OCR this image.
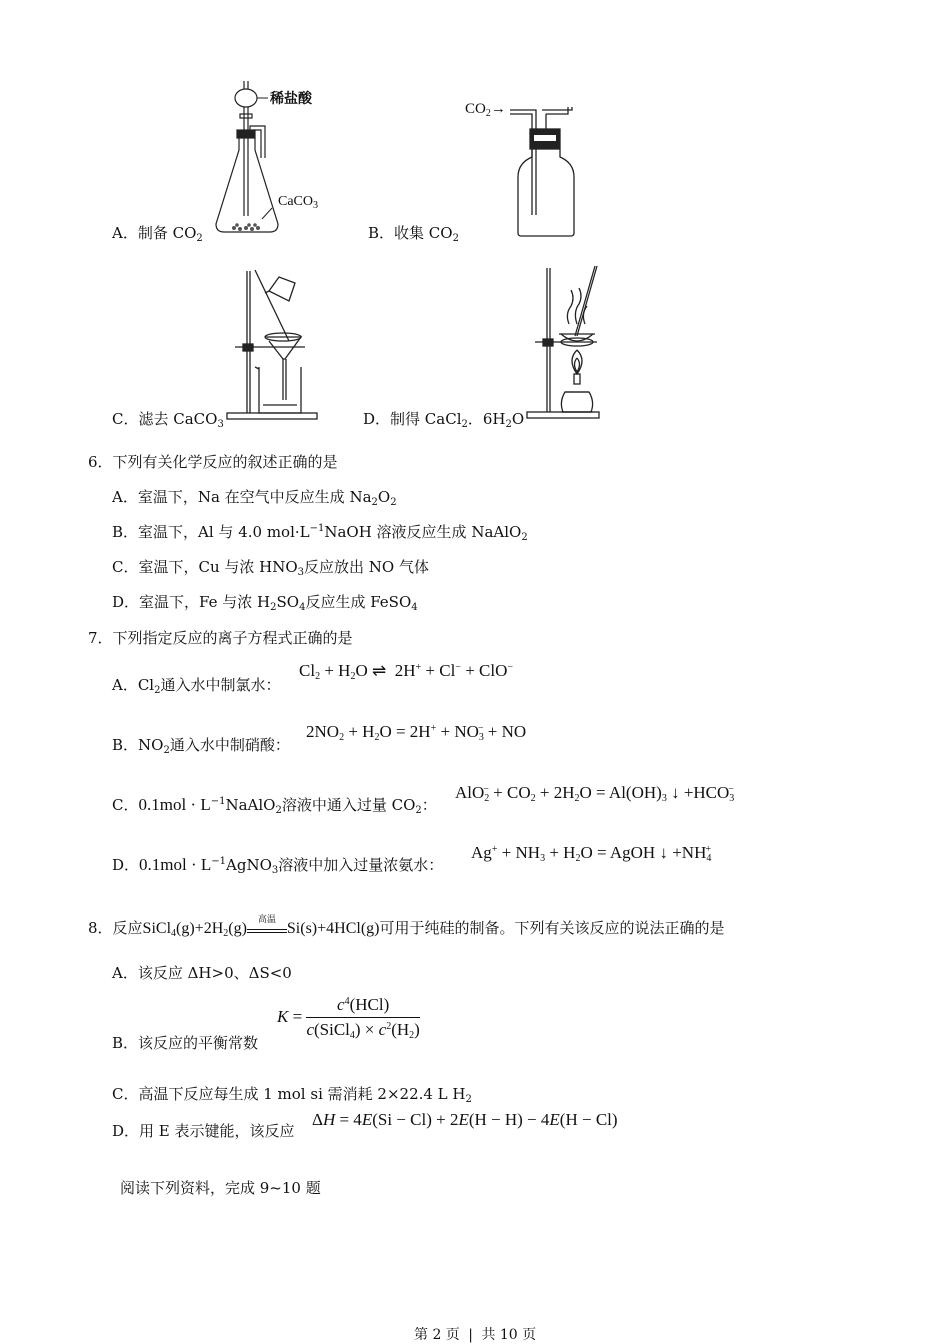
稀盐酸
CaCO$_3$
$CO_2\to$
A．制备 $CO_2$	B．收集 $CO_2$
C．滤去 CaCO$_3$	D．制得 CaCl$_2$．$6H_2O$
6．下列有关化学反应的叙述正确的是
A．室温下，Na 在空气中反应生成 $Na_2O_2$
B．室温下，Al 与 4.0 $mol\cdot L^{-1}NaOH$ 溶液反应生成 NaAlO$_2$
C．室温下，Cu 与浓 $HNO_3$反应放出 NO 气体
D．室温下，Fe 与浓 $H_2SO_4$反应生成 FeSO$_4$
7．下列指定反应的离子方程式正确的是
A．$Cl_2$通入水中制氯水：
$Cl_2 + H_2O$ ⇌  2H+ + Cl− + ClO−
B．$NO_2$通入水中制硝酸：
$2NO_2 + H_2O = 2H^+ + NO_3^-$ + NO
C．$0.1mol \cdot L^{-1}NaAlO_2$溶液中通入过量 $CO_2$：
$AlO_2^- + CO_2 + 2H_2O = Al(OH)_3$ ↓ $+HCO_3^-$
D．$0.1mol \cdot L^{-1}AgNO_3$溶液中加入过量浓氨水：
$Ag^+ + NH_3 + H_2O$ = AgOH ↓ $+NH_4^+$
8．反应$SiCl_4(g)+2H_2(g)$	高温 Si(s)+4HCl(g)可用于纯硅的制备。下列有关该反应的说法正确的是
A．该反应 ΔH>0、ΔS<0
B．该反应的平衡常数
$K = \frac{c^4(HCl)}{c(SiCl_4) \times c^2(H_2)}$
C．高温下反应每生成 1 mol si 需消耗 2×22.4 L $H_2$
D．用 E 表示键能，该反应
ΔH = 4E(Si − Cl) + 2E(H − H) − 4E(H − Cl)
阅读下列资料，完成 9~10 题
第 2 页 | 共 10 页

--- Work to do ---
Repeat each entry exactly as it appears; skip any picture.

--- Solution to the problem ---
OCR this image.
稀盐酸
CaCO$_3$
$CO_2\to$
A．制备 $CO_2$	B．收集 $CO_2$
C．滤去 CaCO$_3$	D．制得 CaCl$_2$．$6H_2O$
6．下列有关化学反应的叙述正确的是
A．室温下，Na 在空气中反应生成 $Na_2O_2$
B．室温下，Al 与 4.0 $mol\cdot L^{-1}NaOH$ 溶液反应生成 NaAlO$_2$
C．室温下，Cu 与浓 $HNO_3$反应放出 NO 气体
D．室温下，Fe 与浓 $H_2SO_4$反应生成 FeSO$_4$
7．下列指定反应的离子方程式正确的是
A．$Cl_2$通入水中制氯水：
$Cl_2 + H_2O$ ⇌  2H+ + Cl− + ClO−
B．$NO_2$通入水中制硝酸：
$2NO_2 + H_2O = 2H^+ + NO_3^-$ + NO
C．$0.1mol \cdot L^{-1}NaAlO_2$溶液中通入过量 $CO_2$：
$AlO_2^- + CO_2 + 2H_2O = Al(OH)_3$ ↓ $+HCO_3^-$
D．$0.1mol \cdot L^{-1}AgNO_3$溶液中加入过量浓氨水：
$Ag^+ + NH_3 + H_2O$ = AgOH ↓ $+NH_4^+$
8．反应$SiCl_4(g)+2H_2(g)$	高温 Si(s)+4HCl(g)可用于纯硅的制备。下列有关该反应的说法正确的是
A．该反应 ΔH>0、ΔS<0
B．该反应的平衡常数
$K = \frac{c^4(HCl)}{c(SiCl_4) \times c^2(H_2)}$
C．高温下反应每生成 1 mol si 需消耗 2×22.4 L $H_2$
D．用 E 表示键能，该反应
ΔH = 4E(Si − Cl) + 2E(H − H) − 4E(H − Cl)
阅读下列资料，完成 9~10 题
第 2 页 | 共 10 页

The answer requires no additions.